- **Challenge**
From the listing below, select every line where the word "page" appears.

START Data supplied

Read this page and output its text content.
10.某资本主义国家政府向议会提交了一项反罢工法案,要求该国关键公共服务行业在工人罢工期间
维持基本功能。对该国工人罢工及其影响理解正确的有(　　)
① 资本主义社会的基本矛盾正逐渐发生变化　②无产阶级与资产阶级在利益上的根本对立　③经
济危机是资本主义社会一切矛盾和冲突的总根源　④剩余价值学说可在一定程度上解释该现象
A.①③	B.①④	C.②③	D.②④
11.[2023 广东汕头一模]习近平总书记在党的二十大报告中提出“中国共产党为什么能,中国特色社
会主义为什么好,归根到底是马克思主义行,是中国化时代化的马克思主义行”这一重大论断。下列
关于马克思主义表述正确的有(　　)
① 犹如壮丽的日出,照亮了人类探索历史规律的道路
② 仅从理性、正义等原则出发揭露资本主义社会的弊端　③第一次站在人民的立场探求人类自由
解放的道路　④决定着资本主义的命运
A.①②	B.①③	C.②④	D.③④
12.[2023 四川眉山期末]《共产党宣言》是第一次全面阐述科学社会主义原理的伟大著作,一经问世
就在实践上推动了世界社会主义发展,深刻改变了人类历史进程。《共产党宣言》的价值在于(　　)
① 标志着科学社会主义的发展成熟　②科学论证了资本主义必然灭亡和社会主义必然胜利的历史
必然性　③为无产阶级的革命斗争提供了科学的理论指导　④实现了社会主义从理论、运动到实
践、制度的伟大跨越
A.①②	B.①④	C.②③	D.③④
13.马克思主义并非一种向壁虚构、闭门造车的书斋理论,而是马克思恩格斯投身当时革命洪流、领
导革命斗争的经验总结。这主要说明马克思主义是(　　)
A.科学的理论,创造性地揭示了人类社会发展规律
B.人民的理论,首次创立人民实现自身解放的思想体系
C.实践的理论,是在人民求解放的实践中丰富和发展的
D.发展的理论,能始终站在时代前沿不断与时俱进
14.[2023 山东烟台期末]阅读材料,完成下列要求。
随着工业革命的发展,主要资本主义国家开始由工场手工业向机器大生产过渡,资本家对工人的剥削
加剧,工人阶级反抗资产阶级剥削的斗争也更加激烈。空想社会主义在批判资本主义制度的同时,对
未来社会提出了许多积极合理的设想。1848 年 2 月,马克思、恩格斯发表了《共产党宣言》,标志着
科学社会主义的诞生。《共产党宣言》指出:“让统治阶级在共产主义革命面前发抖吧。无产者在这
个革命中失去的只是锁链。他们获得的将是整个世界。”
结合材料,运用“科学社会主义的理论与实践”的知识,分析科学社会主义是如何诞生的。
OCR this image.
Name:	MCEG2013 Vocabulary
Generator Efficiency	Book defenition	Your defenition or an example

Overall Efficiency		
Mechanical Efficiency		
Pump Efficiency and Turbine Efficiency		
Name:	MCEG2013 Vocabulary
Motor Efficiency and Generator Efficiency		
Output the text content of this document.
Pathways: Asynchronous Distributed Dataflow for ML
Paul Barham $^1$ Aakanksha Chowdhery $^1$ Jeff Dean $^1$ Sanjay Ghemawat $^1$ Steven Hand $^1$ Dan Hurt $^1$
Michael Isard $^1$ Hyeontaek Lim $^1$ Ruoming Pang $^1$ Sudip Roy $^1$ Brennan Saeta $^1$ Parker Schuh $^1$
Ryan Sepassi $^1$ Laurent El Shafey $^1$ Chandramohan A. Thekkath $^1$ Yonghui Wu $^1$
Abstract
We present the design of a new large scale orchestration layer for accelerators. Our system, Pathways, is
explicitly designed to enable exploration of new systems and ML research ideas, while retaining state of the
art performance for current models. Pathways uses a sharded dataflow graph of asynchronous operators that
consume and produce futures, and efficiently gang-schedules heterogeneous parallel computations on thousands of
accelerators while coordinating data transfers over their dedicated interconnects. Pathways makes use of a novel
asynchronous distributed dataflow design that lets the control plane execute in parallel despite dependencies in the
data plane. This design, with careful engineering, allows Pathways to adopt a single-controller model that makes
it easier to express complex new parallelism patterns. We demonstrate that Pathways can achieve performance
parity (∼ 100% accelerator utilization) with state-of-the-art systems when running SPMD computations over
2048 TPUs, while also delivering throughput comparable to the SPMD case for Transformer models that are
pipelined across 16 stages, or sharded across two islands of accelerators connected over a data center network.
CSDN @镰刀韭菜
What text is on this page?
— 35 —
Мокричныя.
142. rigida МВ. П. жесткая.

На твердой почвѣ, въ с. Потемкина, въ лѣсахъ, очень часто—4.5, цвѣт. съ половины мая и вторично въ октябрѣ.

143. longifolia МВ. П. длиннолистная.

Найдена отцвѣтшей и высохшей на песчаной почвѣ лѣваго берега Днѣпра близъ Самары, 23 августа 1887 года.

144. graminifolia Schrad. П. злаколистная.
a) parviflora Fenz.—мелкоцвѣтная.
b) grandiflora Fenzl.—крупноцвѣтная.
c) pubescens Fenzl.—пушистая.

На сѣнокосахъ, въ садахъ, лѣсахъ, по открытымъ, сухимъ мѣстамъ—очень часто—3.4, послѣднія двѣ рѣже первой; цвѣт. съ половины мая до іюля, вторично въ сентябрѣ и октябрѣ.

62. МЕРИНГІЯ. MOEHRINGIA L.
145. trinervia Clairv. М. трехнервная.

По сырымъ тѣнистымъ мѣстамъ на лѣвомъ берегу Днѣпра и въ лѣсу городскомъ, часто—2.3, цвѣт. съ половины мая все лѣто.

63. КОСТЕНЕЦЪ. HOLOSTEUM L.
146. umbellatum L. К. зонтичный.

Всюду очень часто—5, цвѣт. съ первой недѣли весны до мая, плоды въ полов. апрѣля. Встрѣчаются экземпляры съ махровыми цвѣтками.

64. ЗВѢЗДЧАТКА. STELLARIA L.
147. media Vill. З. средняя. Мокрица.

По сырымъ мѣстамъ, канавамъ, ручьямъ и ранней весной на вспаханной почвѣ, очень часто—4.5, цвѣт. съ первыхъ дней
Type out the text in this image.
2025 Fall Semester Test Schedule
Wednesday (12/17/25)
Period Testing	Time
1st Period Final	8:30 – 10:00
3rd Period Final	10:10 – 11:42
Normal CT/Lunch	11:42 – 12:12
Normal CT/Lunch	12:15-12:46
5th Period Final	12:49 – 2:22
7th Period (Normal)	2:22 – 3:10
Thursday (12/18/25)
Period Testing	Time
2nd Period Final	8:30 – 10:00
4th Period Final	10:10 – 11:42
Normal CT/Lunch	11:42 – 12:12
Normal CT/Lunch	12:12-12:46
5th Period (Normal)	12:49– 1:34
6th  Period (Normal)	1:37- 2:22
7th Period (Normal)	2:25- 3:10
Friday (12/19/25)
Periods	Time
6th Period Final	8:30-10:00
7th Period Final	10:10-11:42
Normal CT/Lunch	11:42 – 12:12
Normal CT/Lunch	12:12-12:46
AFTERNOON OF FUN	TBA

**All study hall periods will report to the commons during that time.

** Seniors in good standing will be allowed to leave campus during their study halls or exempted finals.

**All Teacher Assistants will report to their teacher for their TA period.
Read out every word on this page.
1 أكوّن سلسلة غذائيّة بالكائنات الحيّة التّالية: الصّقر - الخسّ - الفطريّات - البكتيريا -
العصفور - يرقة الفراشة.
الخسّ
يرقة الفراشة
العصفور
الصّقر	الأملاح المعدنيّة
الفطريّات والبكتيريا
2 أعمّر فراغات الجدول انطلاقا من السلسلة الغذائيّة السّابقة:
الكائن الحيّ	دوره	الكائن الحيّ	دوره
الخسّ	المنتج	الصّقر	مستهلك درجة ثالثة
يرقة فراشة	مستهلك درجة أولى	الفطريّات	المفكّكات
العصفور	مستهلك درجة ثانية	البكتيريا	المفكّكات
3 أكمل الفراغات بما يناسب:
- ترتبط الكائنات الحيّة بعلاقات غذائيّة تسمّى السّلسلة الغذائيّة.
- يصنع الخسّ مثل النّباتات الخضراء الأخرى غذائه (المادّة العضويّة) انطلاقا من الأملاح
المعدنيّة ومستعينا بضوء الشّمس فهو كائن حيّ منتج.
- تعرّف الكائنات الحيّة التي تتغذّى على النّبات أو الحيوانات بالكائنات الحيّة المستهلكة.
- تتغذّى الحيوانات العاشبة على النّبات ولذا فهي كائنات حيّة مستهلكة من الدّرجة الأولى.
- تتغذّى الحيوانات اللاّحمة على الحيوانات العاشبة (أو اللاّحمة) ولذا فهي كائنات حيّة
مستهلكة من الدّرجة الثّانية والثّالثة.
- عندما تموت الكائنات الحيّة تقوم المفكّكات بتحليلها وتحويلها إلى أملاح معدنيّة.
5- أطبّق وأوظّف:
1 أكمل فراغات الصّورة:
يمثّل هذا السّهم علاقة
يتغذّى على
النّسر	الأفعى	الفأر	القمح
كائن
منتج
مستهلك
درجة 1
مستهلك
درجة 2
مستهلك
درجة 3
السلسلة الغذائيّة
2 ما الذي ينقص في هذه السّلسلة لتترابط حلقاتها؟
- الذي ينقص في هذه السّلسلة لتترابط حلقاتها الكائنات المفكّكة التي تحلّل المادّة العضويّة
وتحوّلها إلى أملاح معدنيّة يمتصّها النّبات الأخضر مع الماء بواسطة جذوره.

END Data supplied

- **Written solution**
Read this page and output its text content.
What text is on this page?
Read out every word on this page.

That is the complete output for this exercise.